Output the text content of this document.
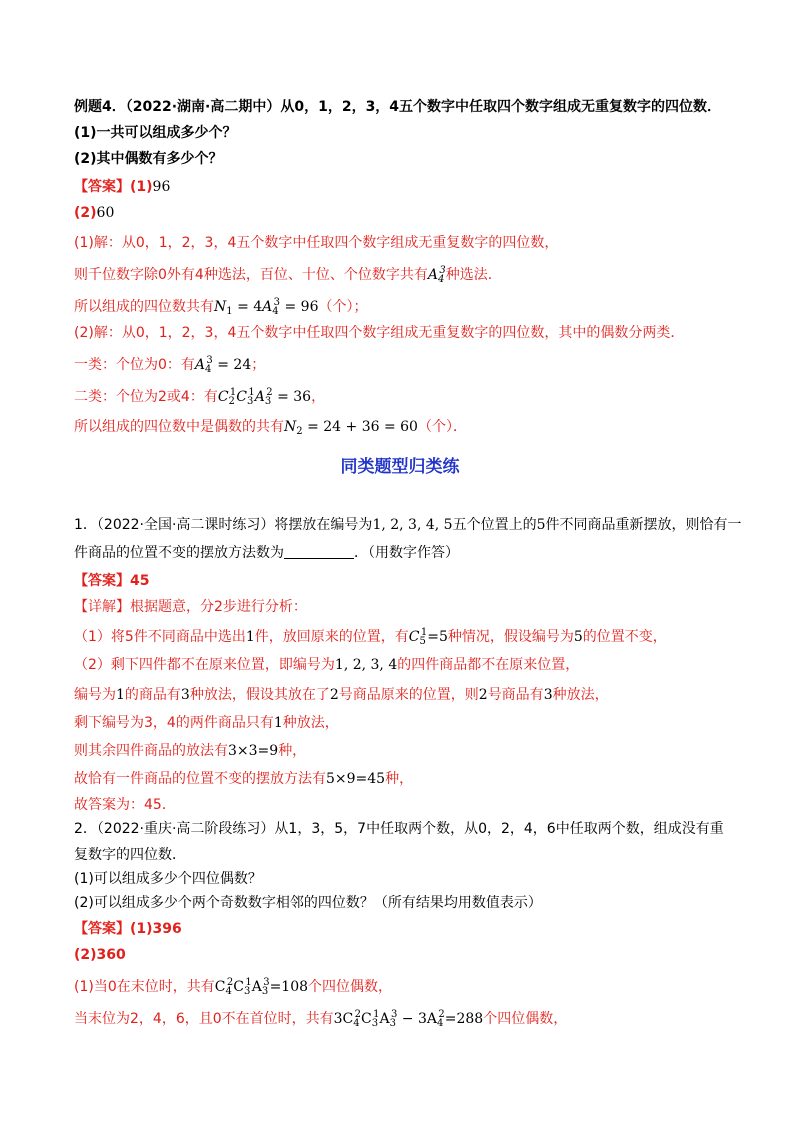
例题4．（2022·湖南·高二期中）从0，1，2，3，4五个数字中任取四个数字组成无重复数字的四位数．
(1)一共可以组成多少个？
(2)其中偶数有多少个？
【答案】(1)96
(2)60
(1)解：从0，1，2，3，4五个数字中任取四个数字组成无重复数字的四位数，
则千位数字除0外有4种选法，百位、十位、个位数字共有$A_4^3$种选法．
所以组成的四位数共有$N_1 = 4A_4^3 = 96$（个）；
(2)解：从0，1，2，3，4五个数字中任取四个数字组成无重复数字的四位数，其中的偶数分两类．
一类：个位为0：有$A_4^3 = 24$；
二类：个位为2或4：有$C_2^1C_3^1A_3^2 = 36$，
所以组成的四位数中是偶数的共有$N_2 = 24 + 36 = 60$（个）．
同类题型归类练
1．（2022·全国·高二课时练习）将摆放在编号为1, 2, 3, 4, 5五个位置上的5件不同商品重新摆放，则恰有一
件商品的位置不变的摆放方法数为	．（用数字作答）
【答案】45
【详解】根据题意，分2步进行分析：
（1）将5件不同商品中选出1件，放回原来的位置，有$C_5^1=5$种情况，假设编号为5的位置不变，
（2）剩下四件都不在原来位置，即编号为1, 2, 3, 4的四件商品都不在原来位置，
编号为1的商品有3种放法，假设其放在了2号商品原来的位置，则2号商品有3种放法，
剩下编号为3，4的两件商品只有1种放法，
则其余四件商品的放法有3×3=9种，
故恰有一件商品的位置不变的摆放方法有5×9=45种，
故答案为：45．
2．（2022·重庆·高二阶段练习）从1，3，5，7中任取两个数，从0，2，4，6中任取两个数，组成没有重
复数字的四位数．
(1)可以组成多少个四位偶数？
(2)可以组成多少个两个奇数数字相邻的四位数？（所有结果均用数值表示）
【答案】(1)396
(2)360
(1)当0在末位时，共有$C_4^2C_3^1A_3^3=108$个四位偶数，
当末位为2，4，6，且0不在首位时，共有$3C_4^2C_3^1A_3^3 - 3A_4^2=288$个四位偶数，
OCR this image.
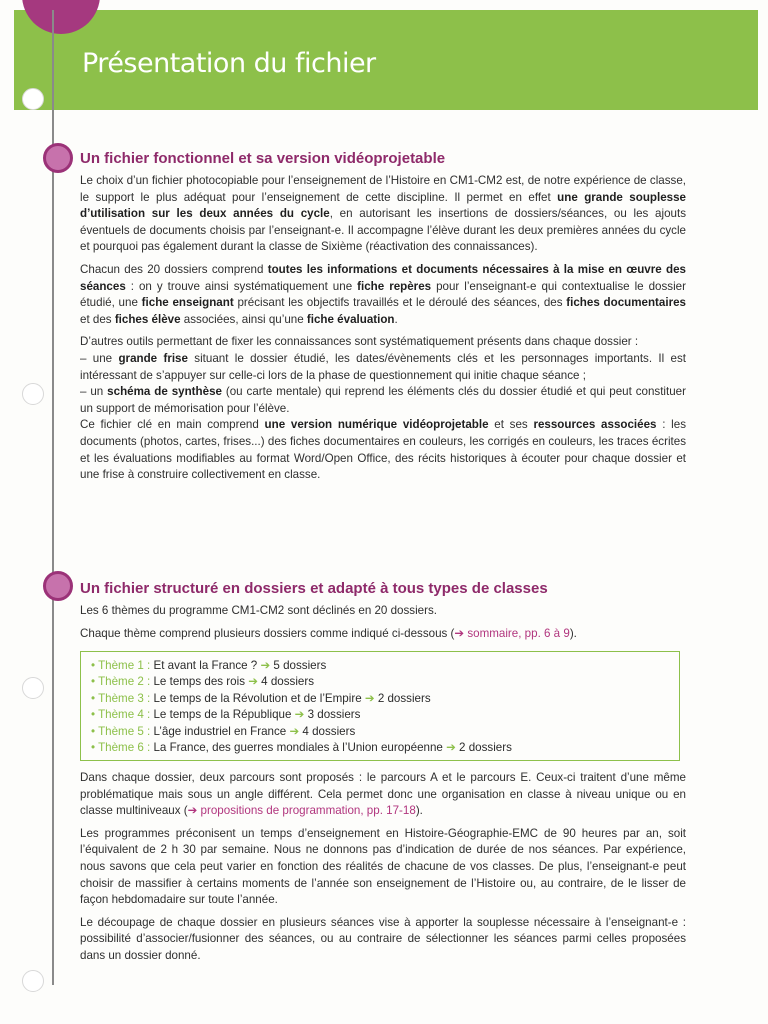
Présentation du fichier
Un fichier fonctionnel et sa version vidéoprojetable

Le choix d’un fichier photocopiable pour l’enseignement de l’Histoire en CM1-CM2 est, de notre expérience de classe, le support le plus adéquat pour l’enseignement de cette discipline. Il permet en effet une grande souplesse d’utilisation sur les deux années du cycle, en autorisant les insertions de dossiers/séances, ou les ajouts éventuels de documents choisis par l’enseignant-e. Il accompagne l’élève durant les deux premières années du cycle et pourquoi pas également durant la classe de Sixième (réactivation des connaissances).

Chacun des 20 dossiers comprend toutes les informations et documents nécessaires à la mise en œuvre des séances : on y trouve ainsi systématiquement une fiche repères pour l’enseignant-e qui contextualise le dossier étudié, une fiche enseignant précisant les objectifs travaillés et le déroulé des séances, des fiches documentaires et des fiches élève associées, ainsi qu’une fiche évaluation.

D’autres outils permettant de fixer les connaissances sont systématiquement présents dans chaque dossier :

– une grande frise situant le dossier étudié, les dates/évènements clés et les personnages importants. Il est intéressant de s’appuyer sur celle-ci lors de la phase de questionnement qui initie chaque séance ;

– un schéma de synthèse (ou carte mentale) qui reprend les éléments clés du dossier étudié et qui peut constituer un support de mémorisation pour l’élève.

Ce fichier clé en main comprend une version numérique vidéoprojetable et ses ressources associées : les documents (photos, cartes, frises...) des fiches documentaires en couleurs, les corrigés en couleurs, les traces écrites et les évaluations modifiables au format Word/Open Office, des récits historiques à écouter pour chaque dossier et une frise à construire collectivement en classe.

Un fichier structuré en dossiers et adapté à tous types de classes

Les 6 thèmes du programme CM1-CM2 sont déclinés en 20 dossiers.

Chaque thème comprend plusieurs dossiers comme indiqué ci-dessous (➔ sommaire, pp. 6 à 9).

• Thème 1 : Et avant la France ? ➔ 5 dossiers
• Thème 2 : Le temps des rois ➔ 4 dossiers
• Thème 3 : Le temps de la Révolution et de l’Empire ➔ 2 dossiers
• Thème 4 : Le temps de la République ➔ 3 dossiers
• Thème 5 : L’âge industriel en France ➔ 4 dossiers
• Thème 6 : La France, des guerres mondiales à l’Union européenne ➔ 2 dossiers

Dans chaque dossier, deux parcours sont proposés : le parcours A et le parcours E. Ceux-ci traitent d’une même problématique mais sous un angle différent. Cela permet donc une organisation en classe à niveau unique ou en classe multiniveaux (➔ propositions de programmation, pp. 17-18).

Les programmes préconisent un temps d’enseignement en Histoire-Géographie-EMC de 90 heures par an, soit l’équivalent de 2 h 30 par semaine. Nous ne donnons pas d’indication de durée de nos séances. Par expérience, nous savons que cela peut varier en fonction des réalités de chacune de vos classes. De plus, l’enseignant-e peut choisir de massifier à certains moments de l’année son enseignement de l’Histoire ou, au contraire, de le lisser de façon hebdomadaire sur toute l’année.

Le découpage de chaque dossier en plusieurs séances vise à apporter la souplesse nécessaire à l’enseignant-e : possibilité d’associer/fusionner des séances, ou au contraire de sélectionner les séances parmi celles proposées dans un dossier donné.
...
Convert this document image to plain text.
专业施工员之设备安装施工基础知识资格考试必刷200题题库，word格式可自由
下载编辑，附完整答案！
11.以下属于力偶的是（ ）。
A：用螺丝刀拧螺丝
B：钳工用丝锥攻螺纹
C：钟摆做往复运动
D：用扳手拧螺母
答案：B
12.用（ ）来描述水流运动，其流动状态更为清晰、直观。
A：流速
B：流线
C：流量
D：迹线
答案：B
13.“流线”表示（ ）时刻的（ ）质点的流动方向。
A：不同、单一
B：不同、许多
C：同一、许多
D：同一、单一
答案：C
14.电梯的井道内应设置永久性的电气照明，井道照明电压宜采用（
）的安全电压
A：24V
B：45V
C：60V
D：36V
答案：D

• _SHORT PROBLEM_: Determine the number of lines where the string "fiches" occurs, and give that number only.

• _THE REPLY_: 2